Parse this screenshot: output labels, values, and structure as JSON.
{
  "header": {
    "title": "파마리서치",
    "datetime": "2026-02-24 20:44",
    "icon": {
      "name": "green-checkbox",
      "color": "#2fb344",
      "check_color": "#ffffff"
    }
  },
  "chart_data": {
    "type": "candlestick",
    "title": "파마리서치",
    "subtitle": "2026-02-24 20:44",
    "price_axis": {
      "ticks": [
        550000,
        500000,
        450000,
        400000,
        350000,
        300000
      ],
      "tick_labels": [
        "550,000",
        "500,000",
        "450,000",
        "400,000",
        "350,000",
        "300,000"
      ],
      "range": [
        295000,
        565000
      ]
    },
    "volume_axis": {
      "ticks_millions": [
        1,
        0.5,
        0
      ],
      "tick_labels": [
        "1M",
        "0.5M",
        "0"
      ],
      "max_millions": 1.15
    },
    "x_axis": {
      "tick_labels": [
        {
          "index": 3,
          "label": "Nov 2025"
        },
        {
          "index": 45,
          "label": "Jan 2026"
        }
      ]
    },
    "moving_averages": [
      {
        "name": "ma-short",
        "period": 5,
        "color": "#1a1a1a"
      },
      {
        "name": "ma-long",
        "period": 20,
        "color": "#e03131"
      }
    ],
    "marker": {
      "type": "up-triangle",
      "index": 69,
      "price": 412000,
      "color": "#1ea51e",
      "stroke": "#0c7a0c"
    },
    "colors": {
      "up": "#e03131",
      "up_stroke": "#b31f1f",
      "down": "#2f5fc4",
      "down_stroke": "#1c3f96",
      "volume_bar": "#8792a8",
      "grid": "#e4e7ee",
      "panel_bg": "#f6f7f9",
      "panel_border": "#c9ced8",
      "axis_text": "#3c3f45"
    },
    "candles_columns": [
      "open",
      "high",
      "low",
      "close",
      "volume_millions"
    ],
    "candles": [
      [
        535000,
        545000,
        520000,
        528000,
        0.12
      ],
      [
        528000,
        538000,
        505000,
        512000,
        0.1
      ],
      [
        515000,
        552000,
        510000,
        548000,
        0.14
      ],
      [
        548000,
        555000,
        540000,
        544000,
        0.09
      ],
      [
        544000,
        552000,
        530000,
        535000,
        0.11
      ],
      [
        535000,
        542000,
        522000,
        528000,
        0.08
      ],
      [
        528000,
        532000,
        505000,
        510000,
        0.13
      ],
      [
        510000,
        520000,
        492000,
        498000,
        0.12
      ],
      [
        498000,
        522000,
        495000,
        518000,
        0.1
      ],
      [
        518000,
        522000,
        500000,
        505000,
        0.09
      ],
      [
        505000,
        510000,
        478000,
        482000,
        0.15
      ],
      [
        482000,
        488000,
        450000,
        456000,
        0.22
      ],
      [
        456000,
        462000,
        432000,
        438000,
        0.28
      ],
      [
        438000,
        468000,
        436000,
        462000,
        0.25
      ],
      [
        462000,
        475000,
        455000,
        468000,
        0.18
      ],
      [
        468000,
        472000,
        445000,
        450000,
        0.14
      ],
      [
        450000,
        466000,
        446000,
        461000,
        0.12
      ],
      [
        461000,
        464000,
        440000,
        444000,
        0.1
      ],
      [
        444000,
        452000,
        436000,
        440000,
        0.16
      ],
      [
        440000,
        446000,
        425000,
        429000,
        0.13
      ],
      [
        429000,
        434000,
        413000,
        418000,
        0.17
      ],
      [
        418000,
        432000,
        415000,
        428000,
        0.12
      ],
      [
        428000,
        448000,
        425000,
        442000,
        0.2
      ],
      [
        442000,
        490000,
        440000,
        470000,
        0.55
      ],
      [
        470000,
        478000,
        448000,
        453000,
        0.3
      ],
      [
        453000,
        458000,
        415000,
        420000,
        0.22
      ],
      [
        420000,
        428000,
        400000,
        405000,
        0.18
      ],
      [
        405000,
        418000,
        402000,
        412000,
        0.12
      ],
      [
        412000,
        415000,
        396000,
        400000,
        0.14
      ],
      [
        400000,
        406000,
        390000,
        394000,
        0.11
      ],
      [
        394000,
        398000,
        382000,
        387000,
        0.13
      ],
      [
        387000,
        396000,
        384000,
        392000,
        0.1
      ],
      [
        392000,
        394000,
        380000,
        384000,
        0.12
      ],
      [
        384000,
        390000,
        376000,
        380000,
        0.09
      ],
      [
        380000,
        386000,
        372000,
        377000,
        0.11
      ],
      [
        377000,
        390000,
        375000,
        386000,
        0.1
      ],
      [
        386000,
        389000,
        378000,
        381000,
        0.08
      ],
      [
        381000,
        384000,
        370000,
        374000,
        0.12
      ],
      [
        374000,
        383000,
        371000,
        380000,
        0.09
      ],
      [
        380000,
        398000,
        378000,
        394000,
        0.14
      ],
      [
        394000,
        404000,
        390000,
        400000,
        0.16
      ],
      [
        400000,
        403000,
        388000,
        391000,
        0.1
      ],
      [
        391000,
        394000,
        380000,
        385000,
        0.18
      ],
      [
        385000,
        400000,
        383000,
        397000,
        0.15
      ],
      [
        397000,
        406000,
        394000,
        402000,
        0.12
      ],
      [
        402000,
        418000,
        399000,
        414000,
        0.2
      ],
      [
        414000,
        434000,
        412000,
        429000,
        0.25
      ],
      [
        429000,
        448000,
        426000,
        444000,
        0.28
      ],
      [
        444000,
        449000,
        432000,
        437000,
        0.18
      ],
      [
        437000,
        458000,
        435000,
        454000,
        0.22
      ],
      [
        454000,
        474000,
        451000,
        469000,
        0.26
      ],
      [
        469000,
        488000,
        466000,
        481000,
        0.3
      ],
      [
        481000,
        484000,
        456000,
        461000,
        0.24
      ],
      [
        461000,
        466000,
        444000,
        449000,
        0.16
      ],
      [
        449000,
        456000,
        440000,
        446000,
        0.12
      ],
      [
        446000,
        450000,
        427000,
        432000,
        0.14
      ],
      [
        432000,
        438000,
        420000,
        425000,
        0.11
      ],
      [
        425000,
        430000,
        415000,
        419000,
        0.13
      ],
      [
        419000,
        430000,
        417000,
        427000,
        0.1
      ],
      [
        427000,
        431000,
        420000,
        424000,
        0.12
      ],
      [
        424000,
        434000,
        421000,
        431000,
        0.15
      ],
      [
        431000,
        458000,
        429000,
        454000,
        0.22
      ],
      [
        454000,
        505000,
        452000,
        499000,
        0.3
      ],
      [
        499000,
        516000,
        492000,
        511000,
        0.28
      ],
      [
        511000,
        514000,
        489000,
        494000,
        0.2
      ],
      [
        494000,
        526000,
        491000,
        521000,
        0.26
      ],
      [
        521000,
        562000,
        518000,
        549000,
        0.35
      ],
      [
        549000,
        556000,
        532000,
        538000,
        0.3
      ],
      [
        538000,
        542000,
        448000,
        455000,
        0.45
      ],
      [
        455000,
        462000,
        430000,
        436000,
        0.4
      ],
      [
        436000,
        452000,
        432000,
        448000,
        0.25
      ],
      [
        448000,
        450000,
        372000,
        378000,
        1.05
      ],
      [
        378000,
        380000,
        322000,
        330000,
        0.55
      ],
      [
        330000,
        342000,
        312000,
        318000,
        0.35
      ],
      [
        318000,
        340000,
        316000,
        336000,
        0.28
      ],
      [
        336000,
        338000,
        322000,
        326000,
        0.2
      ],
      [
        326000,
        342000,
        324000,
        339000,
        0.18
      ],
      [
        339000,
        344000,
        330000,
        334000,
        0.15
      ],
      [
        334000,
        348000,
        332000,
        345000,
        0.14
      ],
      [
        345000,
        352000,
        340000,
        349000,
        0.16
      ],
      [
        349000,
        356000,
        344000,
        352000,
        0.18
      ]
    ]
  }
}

□ □ □ □ □ □ □

» WHAT IS NEEDED: Reproduce each entry from the records above, character for character.

» EXERCISE OUTPUT:
Parse this screenshot: output labels, values, and structure as JSON.
{
  "header": {
    "title": "파마리서치",
    "datetime": "2026-02-24 20:44",
    "icon": {
      "name": "green-checkbox",
      "color": "#2fb344",
      "check_color": "#ffffff"
    }
  },
  "chart_data": {
    "type": "candlestick",
    "title": "파마리서치",
    "subtitle": "2026-02-24 20:44",
    "price_axis": {
      "ticks": [
        550000,
        500000,
        450000,
        400000,
        350000,
        300000
      ],
      "tick_labels": [
        "550,000",
        "500,000",
        "450,000",
        "400,000",
        "350,000",
        "300,000"
      ],
      "range": [
        295000,
        565000
      ]
    },
    "volume_axis": {
      "ticks_millions": [
        1,
        0.5,
        0
      ],
      "tick_labels": [
        "1M",
        "0.5M",
        "0"
      ],
      "max_millions": 1.15
    },
    "x_axis": {
      "tick_labels": [
        {
          "index": 3,
          "label": "Nov 2025"
        },
        {
          "index": 45,
          "label": "Jan 2026"
        }
      ]
    },
    "moving_averages": [
      {
        "name": "ma-short",
        "period": 5,
        "color": "#1a1a1a"
      },
      {
        "name": "ma-long",
        "period": 20,
        "color": "#e03131"
      }
    ],
    "marker": {
      "type": "up-triangle",
      "index": 69,
      "price": 412000,
      "color": "#1ea51e",
      "stroke": "#0c7a0c"
    },
    "colors": {
      "up": "#e03131",
      "up_stroke": "#b31f1f",
      "down": "#2f5fc4",
      "down_stroke": "#1c3f96",
      "volume_bar": "#8792a8",
      "grid": "#e4e7ee",
      "panel_bg": "#f6f7f9",
      "panel_border": "#c9ced8",
      "axis_text": "#3c3f45"
    },
    "candles_columns": [
      "open",
      "high",
      "low",
      "close",
      "volume_millions"
    ],
    "candles": [
      [
        535000,
        545000,
        520000,
        528000,
        0.12
      ],
      [
        528000,
        538000,
        505000,
        512000,
        0.1
      ],
      [
        515000,
        552000,
        510000,
        548000,
        0.14
      ],
      [
        548000,
        555000,
        540000,
        544000,
        0.09
      ],
      [
        544000,
        552000,
        530000,
        535000,
        0.11
      ],
      [
        535000,
        542000,
        522000,
        528000,
        0.08
      ],
      [
        528000,
        532000,
        505000,
        510000,
        0.13
      ],
      [
        510000,
        520000,
        492000,
        498000,
        0.12
      ],
      [
        498000,
        522000,
        495000,
        518000,
        0.1
      ],
      [
        518000,
        522000,
        500000,
        505000,
        0.09
      ],
      [
        505000,
        510000,
        478000,
        482000,
        0.15
      ],
      [
        482000,
        488000,
        450000,
        456000,
        0.22
      ],
      [
        456000,
        462000,
        432000,
        438000,
        0.28
      ],
      [
        438000,
        468000,
        436000,
        462000,
        0.25
      ],
      [
        462000,
        475000,
        455000,
        468000,
        0.18
      ],
      [
        468000,
        472000,
        445000,
        450000,
        0.14
      ],
      [
        450000,
        466000,
        446000,
        461000,
        0.12
      ],
      [
        461000,
        464000,
        440000,
        444000,
        0.1
      ],
      [
        444000,
        452000,
        436000,
        440000,
        0.16
      ],
      [
        440000,
        446000,
        425000,
        429000,
        0.13
      ],
      [
        429000,
        434000,
        413000,
        418000,
        0.17
      ],
      [
        418000,
        432000,
        415000,
        428000,
        0.12
      ],
      [
        428000,
        448000,
        425000,
        442000,
        0.2
      ],
      [
        442000,
        490000,
        440000,
        470000,
        0.55
      ],
      [
        470000,
        478000,
        448000,
        453000,
        0.3
      ],
      [
        453000,
        458000,
        415000,
        420000,
        0.22
      ],
      [
        420000,
        428000,
        400000,
        405000,
        0.18
      ],
      [
        405000,
        418000,
        402000,
        412000,
        0.12
      ],
      [
        412000,
        415000,
        396000,
        400000,
        0.14
      ],
      [
        400000,
        406000,
        390000,
        394000,
        0.11
      ],
      [
        394000,
        398000,
        382000,
        387000,
        0.13
      ],
      [
        387000,
        396000,
        384000,
        392000,
        0.1
      ],
      [
        392000,
        394000,
        380000,
        384000,
        0.12
      ],
      [
        384000,
        390000,
        376000,
        380000,
        0.09
      ],
      [
        380000,
        386000,
        372000,
        377000,
        0.11
      ],
      [
        377000,
        390000,
        375000,
        386000,
        0.1
      ],
      [
        386000,
        389000,
        378000,
        381000,
        0.08
      ],
      [
        381000,
        384000,
        370000,
        374000,
        0.12
      ],
      [
        374000,
        383000,
        371000,
        380000,
        0.09
      ],
      [
        380000,
        398000,
        378000,
        394000,
        0.14
      ],
      [
        394000,
        404000,
        390000,
        400000,
        0.16
      ],
      [
        400000,
        403000,
        388000,
        391000,
        0.1
      ],
      [
        391000,
        394000,
        380000,
        385000,
        0.18
      ],
      [
        385000,
        400000,
        383000,
        397000,
        0.15
      ],
      [
        397000,
        406000,
        394000,
        402000,
        0.12
      ],
      [
        402000,
        418000,
        399000,
        414000,
        0.2
      ],
      [
        414000,
        434000,
        412000,
        429000,
        0.25
      ],
      [
        429000,
        448000,
        426000,
        444000,
        0.28
      ],
      [
        444000,
        449000,
        432000,
        437000,
        0.18
      ],
      [
        437000,
        458000,
        435000,
        454000,
        0.22
      ],
      [
        454000,
        474000,
        451000,
        469000,
        0.26
      ],
      [
        469000,
        488000,
        466000,
        481000,
        0.3
      ],
      [
        481000,
        484000,
        456000,
        461000,
        0.24
      ],
      [
        461000,
        466000,
        444000,
        449000,
        0.16
      ],
      [
        449000,
        456000,
        440000,
        446000,
        0.12
      ],
      [
        446000,
        450000,
        427000,
        432000,
        0.14
      ],
      [
        432000,
        438000,
        420000,
        425000,
        0.11
      ],
      [
        425000,
        430000,
        415000,
        419000,
        0.13
      ],
      [
        419000,
        430000,
        417000,
        427000,
        0.1
      ],
      [
        427000,
        431000,
        420000,
        424000,
        0.12
      ],
      [
        424000,
        434000,
        421000,
        431000,
        0.15
      ],
      [
        431000,
        458000,
        429000,
        454000,
        0.22
      ],
      [
        454000,
        505000,
        452000,
        499000,
        0.3
      ],
      [
        499000,
        516000,
        492000,
        511000,
        0.28
      ],
      [
        511000,
        514000,
        489000,
        494000,
        0.2
      ],
      [
        494000,
        526000,
        491000,
        521000,
        0.26
      ],
      [
        521000,
        562000,
        518000,
        549000,
        0.35
      ],
      [
        549000,
        556000,
        532000,
        538000,
        0.3
      ],
      [
        538000,
        542000,
        448000,
        455000,
        0.45
      ],
      [
        455000,
        462000,
        430000,
        436000,
        0.4
      ],
      [
        436000,
        452000,
        432000,
        448000,
        0.25
      ],
      [
        448000,
        450000,
        372000,
        378000,
        1.05
      ],
      [
        378000,
        380000,
        322000,
        330000,
        0.55
      ],
      [
        330000,
        342000,
        312000,
        318000,
        0.35
      ],
      [
        318000,
        340000,
        316000,
        336000,
        0.28
      ],
      [
        336000,
        338000,
        322000,
        326000,
        0.2
      ],
      [
        326000,
        342000,
        324000,
        339000,
        0.18
      ],
      [
        339000,
        344000,
        330000,
        334000,
        0.15
      ],
      [
        334000,
        348000,
        332000,
        345000,
        0.14
      ],
      [
        345000,
        352000,
        340000,
        349000,
        0.16
      ],
      [
        349000,
        356000,
        344000,
        352000,
        0.18
      ]
    ]
  }
}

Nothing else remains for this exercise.